◆ **WRITTEN REQUEST**
In the following material, identify every line holding the string "JSON" and return it.

◆ **DATA PROVIDED**
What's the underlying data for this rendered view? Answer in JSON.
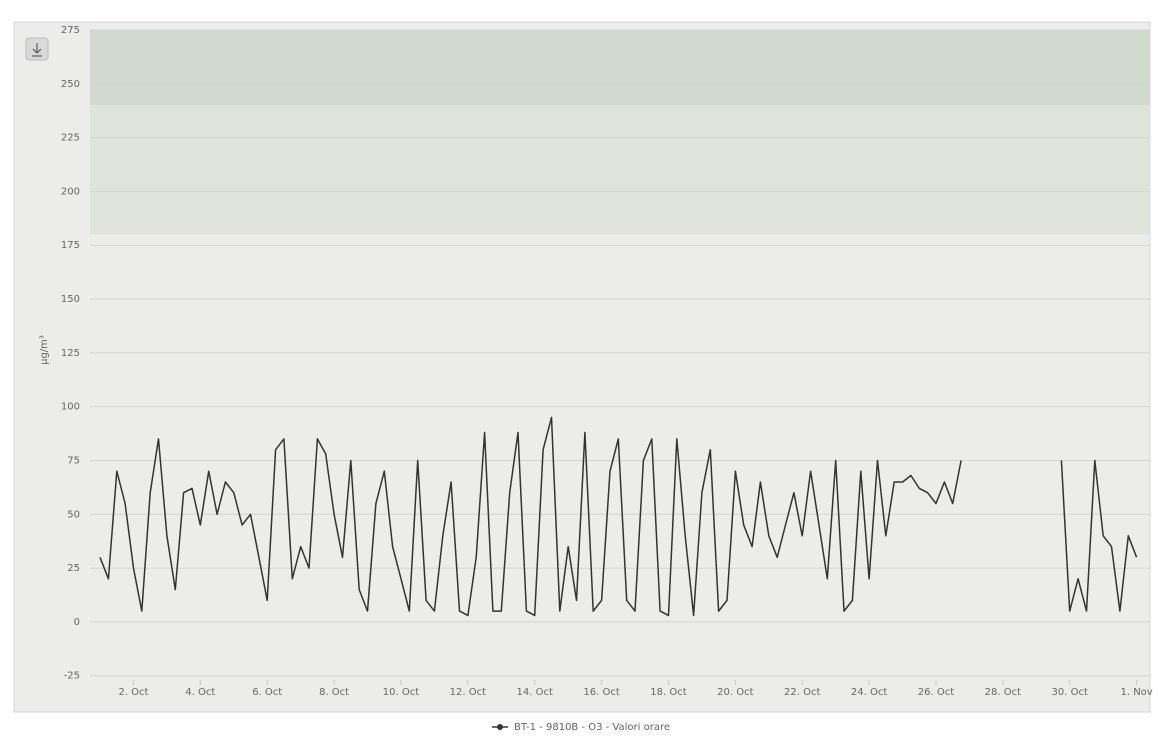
{
  "chart_data": {
    "type": "line",
    "y_label": "µg/m³",
    "xlim": [
      0.7,
      32.4
    ],
    "ylim": [
      -27,
      275
    ],
    "xticks": [
      {
        "value": 2,
        "label": "2. Oct"
      },
      {
        "value": 4,
        "label": "4. Oct"
      },
      {
        "value": 6,
        "label": "6. Oct"
      },
      {
        "value": 8,
        "label": "8. Oct"
      },
      {
        "value": 10,
        "label": "10. Oct"
      },
      {
        "value": 12,
        "label": "12. Oct"
      },
      {
        "value": 14,
        "label": "14. Oct"
      },
      {
        "value": 16,
        "label": "16. Oct"
      },
      {
        "value": 18,
        "label": "18. Oct"
      },
      {
        "value": 20,
        "label": "20. Oct"
      },
      {
        "value": 22,
        "label": "22. Oct"
      },
      {
        "value": 24,
        "label": "24. Oct"
      },
      {
        "value": 26,
        "label": "26. Oct"
      },
      {
        "value": 28,
        "label": "28. Oct"
      },
      {
        "value": 30,
        "label": "30. Oct"
      },
      {
        "value": 32,
        "label": "1. Nov"
      }
    ],
    "yticks": [
      -25,
      0,
      25,
      50,
      75,
      100,
      125,
      150,
      175,
      200,
      225,
      250,
      275
    ],
    "grid": true,
    "plot_bands": [
      {
        "from": 180,
        "to": 240,
        "color": "#dfe3dc"
      },
      {
        "from": 240,
        "to": 275,
        "color": "#d2dad0"
      }
    ],
    "x": [
      1,
      1.25,
      1.5,
      1.75,
      2,
      2.25,
      2.5,
      2.75,
      3,
      3.25,
      3.5,
      3.75,
      4,
      4.25,
      4.5,
      4.75,
      5,
      5.25,
      5.5,
      5.75,
      6,
      6.25,
      6.5,
      6.75,
      7,
      7.25,
      7.5,
      7.75,
      8,
      8.25,
      8.5,
      8.75,
      9,
      9.25,
      9.5,
      9.75,
      10,
      10.25,
      10.5,
      10.75,
      11,
      11.25,
      11.5,
      11.75,
      12,
      12.25,
      12.5,
      12.75,
      13,
      13.25,
      13.5,
      13.75,
      14,
      14.25,
      14.5,
      14.75,
      15,
      15.25,
      15.5,
      15.75,
      16,
      16.25,
      16.5,
      16.75,
      17,
      17.25,
      17.5,
      17.75,
      18,
      18.25,
      18.5,
      18.75,
      19,
      19.25,
      19.5,
      19.75,
      20,
      20.25,
      20.5,
      20.75,
      21,
      21.25,
      21.5,
      21.75,
      22,
      22.25,
      22.5,
      22.75,
      23,
      23.25,
      23.5,
      23.75,
      24,
      24.25,
      24.5,
      24.75,
      25,
      25.25,
      25.5,
      25.75,
      26,
      26.25,
      26.5,
      26.75,
      27,
      27.25,
      27.5,
      27.75,
      28,
      28.25,
      28.5,
      28.75,
      29,
      29.25,
      29.5,
      29.75,
      30,
      30.25,
      30.5,
      30.75,
      31,
      31.25,
      31.5,
      31.75,
      32
    ],
    "series": [
      {
        "name": "BT-1 - 9810B - O3 - Valori orare",
        "color": "#333333",
        "values": [
          30,
          20,
          70,
          55,
          25,
          5,
          60,
          85,
          40,
          15,
          60,
          62,
          45,
          70,
          50,
          65,
          60,
          45,
          50,
          30,
          10,
          80,
          85,
          20,
          35,
          25,
          85,
          78,
          50,
          30,
          75,
          15,
          5,
          55,
          70,
          35,
          20,
          5,
          75,
          10,
          5,
          40,
          65,
          5,
          3,
          30,
          88,
          5,
          5,
          60,
          88,
          5,
          3,
          80,
          95,
          5,
          35,
          10,
          88,
          5,
          10,
          70,
          85,
          10,
          5,
          75,
          85,
          5,
          3,
          85,
          40,
          3,
          60,
          80,
          5,
          10,
          70,
          45,
          35,
          65,
          40,
          30,
          45,
          60,
          40,
          70,
          45,
          20,
          75,
          5,
          10,
          70,
          20,
          75,
          40,
          65,
          65,
          68,
          62,
          60,
          55,
          65,
          55,
          75,
          null,
          null,
          null,
          null,
          null,
          null,
          null,
          null,
          null,
          null,
          null,
          75,
          5,
          20,
          5,
          75,
          40,
          35,
          5,
          40,
          30
        ]
      }
    ]
  }
}
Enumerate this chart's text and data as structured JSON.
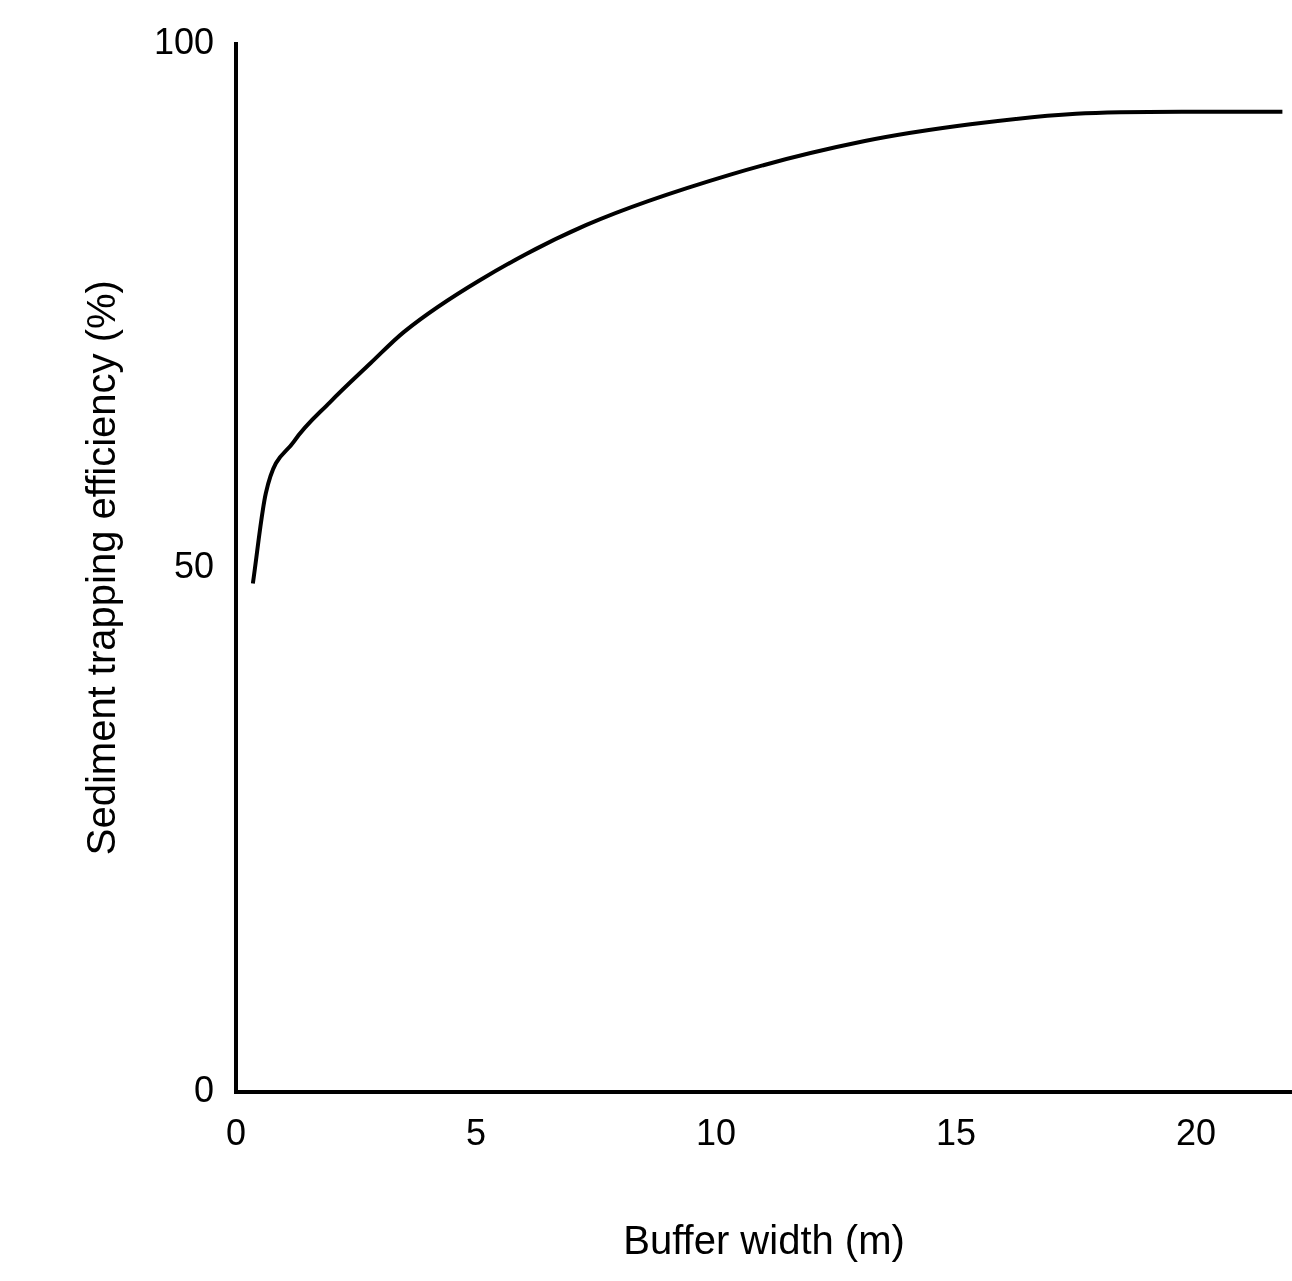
{
  "chart_data": {
    "type": "line",
    "xlabel": "Buffer width (m)",
    "ylabel": "Sediment trapping efficiency (%)",
    "x": [
      0.35,
      0.62,
      1.2,
      1.96,
      2.8,
      3.5,
      5.07,
      7.3,
      10.3,
      13.1,
      15.3,
      17.5,
      19.7,
      21.8
    ],
    "series": [
      {
        "color": "#000000",
        "values": [
          48.5,
          57.1,
          62,
          65.8,
          69.5,
          72.5,
          77.4,
          82.7,
          87.5,
          90.7,
          92.3,
          93.3,
          93.5,
          93.5
        ]
      }
    ],
    "xlim": [
      0,
      22
    ],
    "xticks": [
      0,
      5,
      10,
      15,
      20
    ],
    "ylim": [
      0,
      100
    ],
    "yticks": [
      0,
      50,
      100
    ],
    "grid": false,
    "legend": false,
    "marker": "none",
    "line_style": "solid"
  }
}
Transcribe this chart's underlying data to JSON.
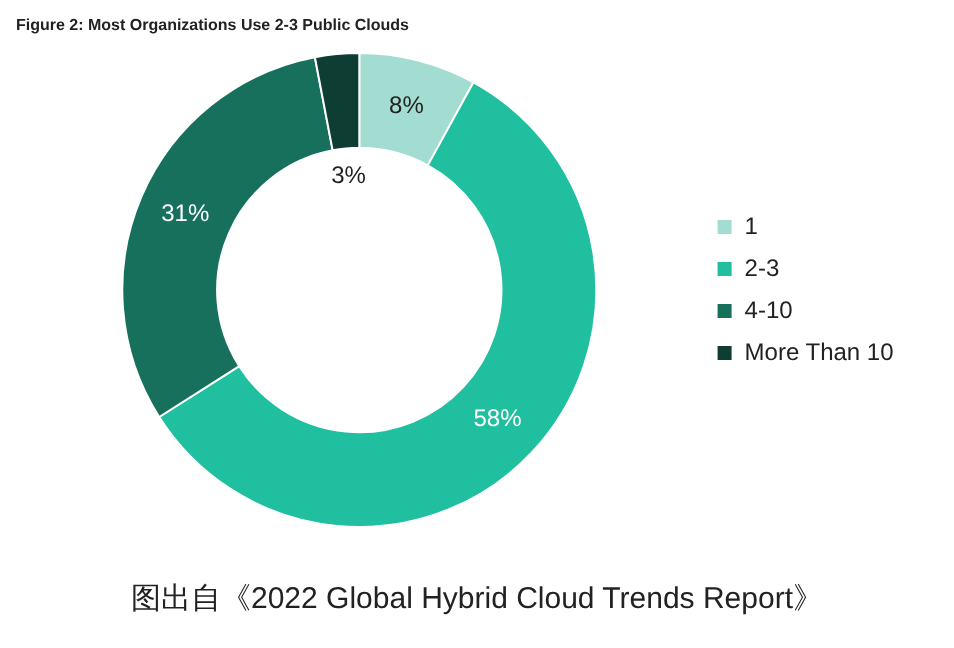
{
  "chart_data": {
    "type": "donut",
    "title": "Figure 2: Most Organizations Use 2-3 Public Clouds",
    "categories": [
      "1",
      "2-3",
      "4-10",
      "More Than 10"
    ],
    "values": [
      8,
      58,
      31,
      3
    ],
    "colors": [
      "#a3dcd0",
      "#1fbfa0",
      "#16705c",
      "#0d3d33"
    ],
    "value_labels": [
      "8%",
      "58%",
      "31%",
      "3%"
    ],
    "legend": "right",
    "annotations": [
      "图出自《2022 Global Hybrid Cloud Trends Report》"
    ]
  }
}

◆ **COMPLETED TASK**
What's the underlying data for this rendered view? Answer in JSON.
Enumerate this chart's text and data as structured JSON.
Transcribe this chart's underlying data to JSON.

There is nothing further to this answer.